- **BRIEF**: Go through the entries below and count the lines holding the word "screenshot". Reply with only the number, please.

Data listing

● ● ●

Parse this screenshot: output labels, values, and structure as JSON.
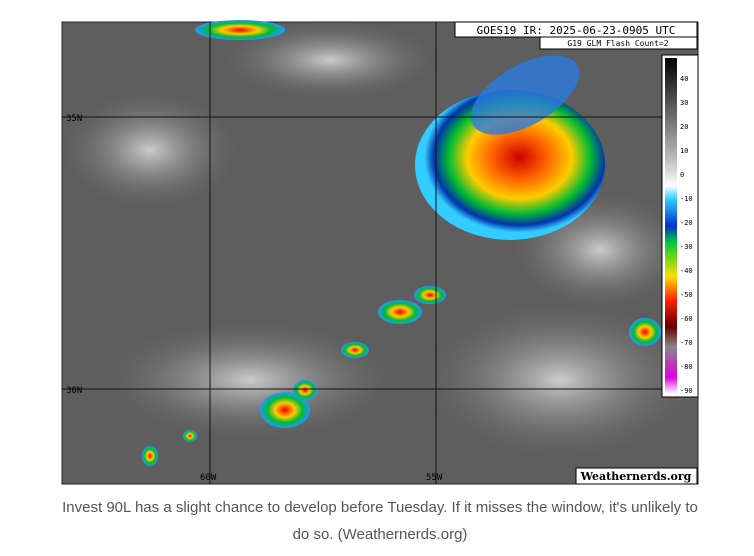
{
  "image": {
    "header": "GOES19 IR: 2025-06-23-0905 UTC",
    "subheader": "G19 GLM Flash Count=2",
    "latitudes": [
      "35N",
      "30N"
    ],
    "longitudes": [
      "60W",
      "55W"
    ],
    "credit": "Weathernerds.org",
    "colorbar": {
      "ticks": [
        40,
        30,
        20,
        10,
        0,
        -10,
        -20,
        -30,
        -40,
        -50,
        -60,
        -70,
        -80,
        -90
      ]
    }
  },
  "caption": "Invest 90L has a slight chance to develop before Tuesday. If it misses the window, it's unlikely to do so. (Weathernerds.org)"
}
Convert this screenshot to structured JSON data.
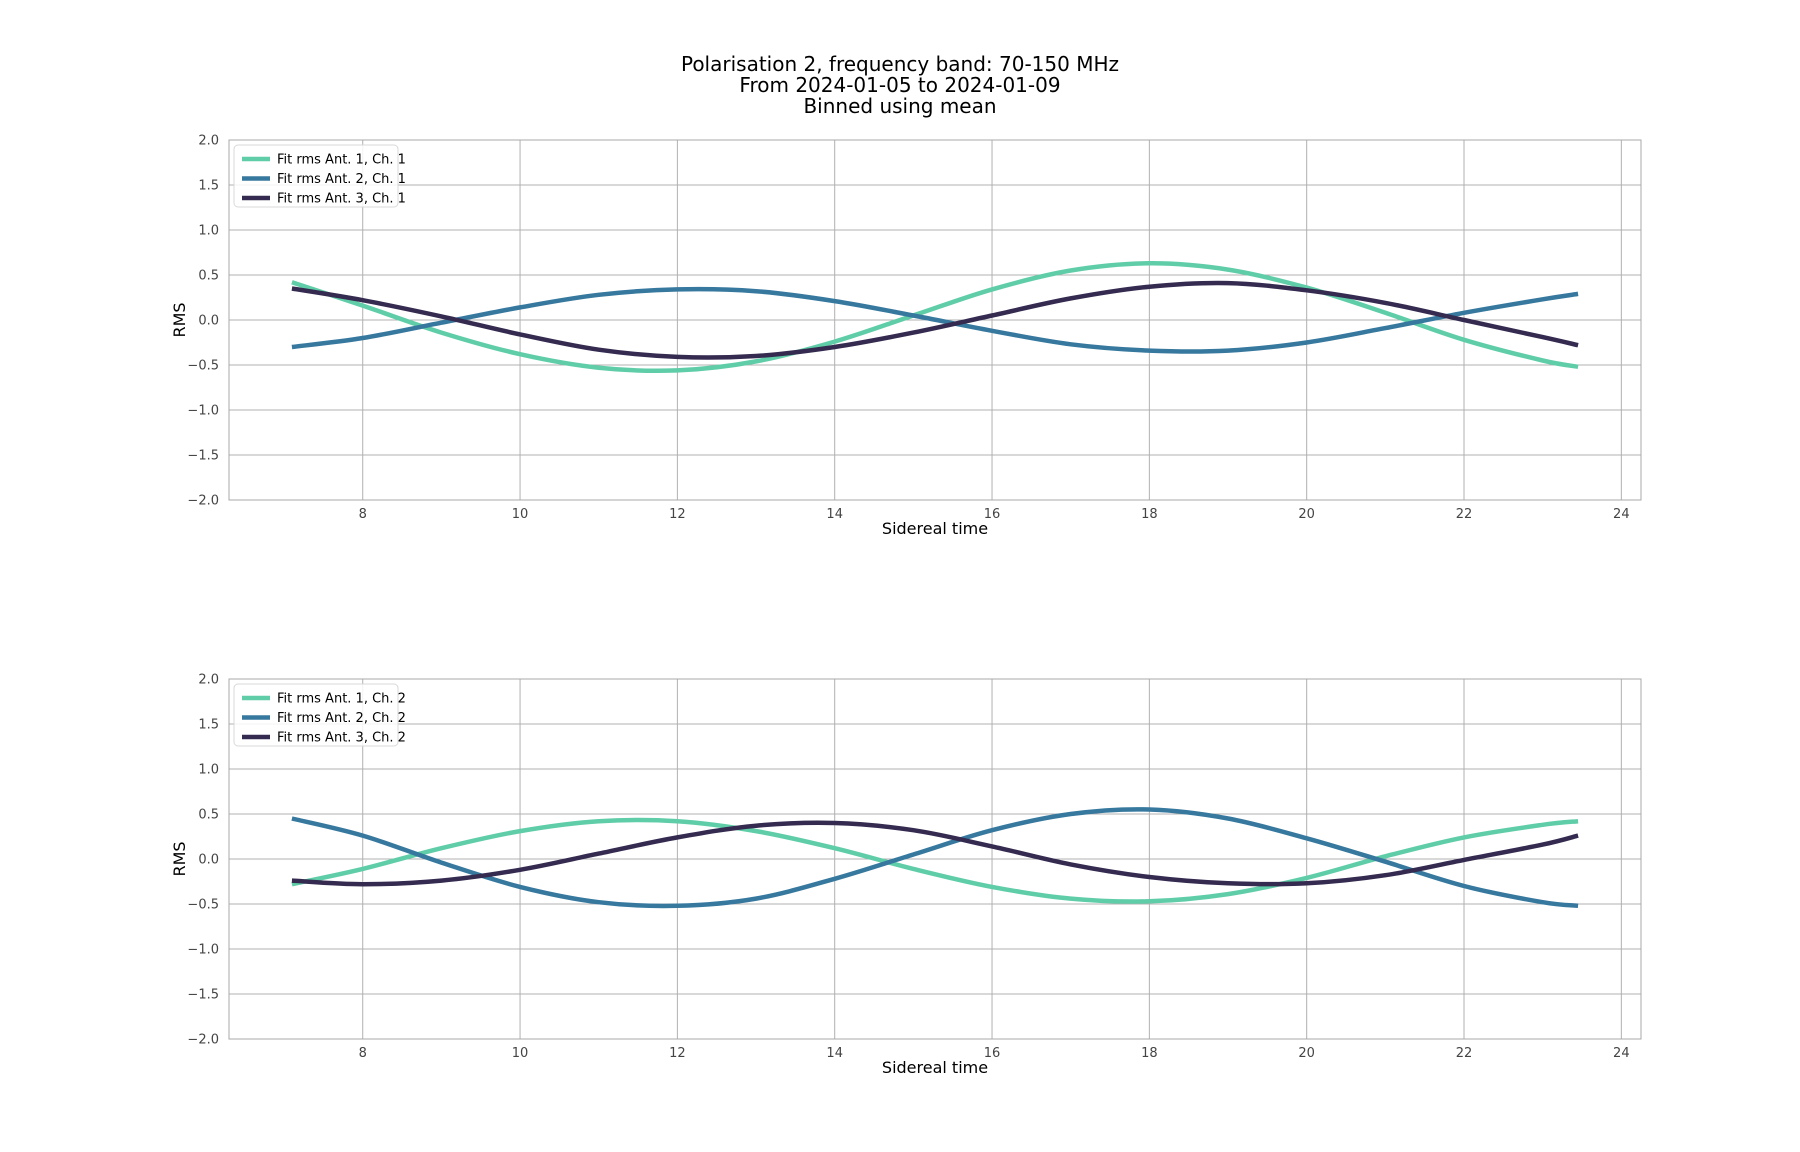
{
  "figure": {
    "title_lines": [
      "Polarisation 2, frequency band: 70-150 MHz",
      "From 2024-01-05 to 2024-01-09",
      "Binned using mean"
    ]
  },
  "chart_data": [
    {
      "type": "line",
      "title": "",
      "xlabel": "Sidereal time",
      "ylabel": "RMS",
      "xlim": [
        6.3,
        24.25
      ],
      "ylim": [
        -2.0,
        2.0
      ],
      "xticks": [
        8,
        10,
        12,
        14,
        16,
        18,
        20,
        22,
        24
      ],
      "yticks": [
        -2.0,
        -1.5,
        -1.0,
        -0.5,
        0.0,
        0.5,
        1.0,
        1.5,
        2.0
      ],
      "grid": true,
      "legend_position": "top-left",
      "x": [
        7.1,
        8.0,
        9.0,
        10.0,
        11.0,
        12.0,
        13.0,
        14.0,
        15.0,
        16.0,
        17.0,
        18.0,
        19.0,
        20.0,
        21.0,
        22.0,
        23.0,
        23.45
      ],
      "series": [
        {
          "name": "Fit rms Ant. 1, Ch. 1",
          "color": "#5fcda7",
          "values": [
            0.42,
            0.16,
            -0.14,
            -0.38,
            -0.53,
            -0.56,
            -0.46,
            -0.24,
            0.05,
            0.34,
            0.55,
            0.63,
            0.56,
            0.36,
            0.08,
            -0.22,
            -0.45,
            -0.52
          ]
        },
        {
          "name": "Fit rms Ant. 2, Ch. 1",
          "color": "#36789e",
          "values": [
            -0.3,
            -0.2,
            -0.03,
            0.14,
            0.28,
            0.34,
            0.32,
            0.21,
            0.05,
            -0.12,
            -0.27,
            -0.34,
            -0.34,
            -0.25,
            -0.09,
            0.08,
            0.23,
            0.29
          ]
        },
        {
          "name": "Fit rms Ant. 3, Ch. 1",
          "color": "#352a4f",
          "values": [
            0.35,
            0.22,
            0.04,
            -0.16,
            -0.33,
            -0.41,
            -0.4,
            -0.3,
            -0.14,
            0.05,
            0.24,
            0.37,
            0.41,
            0.33,
            0.19,
            0.0,
            -0.19,
            -0.28
          ]
        }
      ]
    },
    {
      "type": "line",
      "title": "",
      "xlabel": "Sidereal time",
      "ylabel": "RMS",
      "xlim": [
        6.3,
        24.25
      ],
      "ylim": [
        -2.0,
        2.0
      ],
      "xticks": [
        8,
        10,
        12,
        14,
        16,
        18,
        20,
        22,
        24
      ],
      "yticks": [
        -2.0,
        -1.5,
        -1.0,
        -0.5,
        0.0,
        0.5,
        1.0,
        1.5,
        2.0
      ],
      "grid": true,
      "legend_position": "top-left",
      "x": [
        7.1,
        8.0,
        9.0,
        10.0,
        11.0,
        12.0,
        13.0,
        14.0,
        15.0,
        16.0,
        17.0,
        18.0,
        19.0,
        20.0,
        21.0,
        22.0,
        23.0,
        23.45
      ],
      "series": [
        {
          "name": "Fit rms Ant. 1, Ch. 2",
          "color": "#5fcda7",
          "values": [
            -0.28,
            -0.11,
            0.12,
            0.31,
            0.42,
            0.42,
            0.31,
            0.12,
            -0.11,
            -0.31,
            -0.44,
            -0.47,
            -0.39,
            -0.21,
            0.03,
            0.24,
            0.38,
            0.42
          ]
        },
        {
          "name": "Fit rms Ant. 2, Ch. 2",
          "color": "#36789e",
          "values": [
            0.45,
            0.26,
            -0.04,
            -0.31,
            -0.48,
            -0.52,
            -0.44,
            -0.22,
            0.05,
            0.32,
            0.5,
            0.55,
            0.45,
            0.23,
            -0.03,
            -0.3,
            -0.48,
            -0.52
          ]
        },
        {
          "name": "Fit rms Ant. 3, Ch. 2",
          "color": "#352a4f",
          "values": [
            -0.24,
            -0.28,
            -0.24,
            -0.12,
            0.06,
            0.24,
            0.37,
            0.4,
            0.32,
            0.14,
            -0.06,
            -0.2,
            -0.27,
            -0.27,
            -0.18,
            -0.01,
            0.16,
            0.26
          ]
        }
      ]
    }
  ]
}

● ● ●

- **PROBLEM SOLUTION**: 2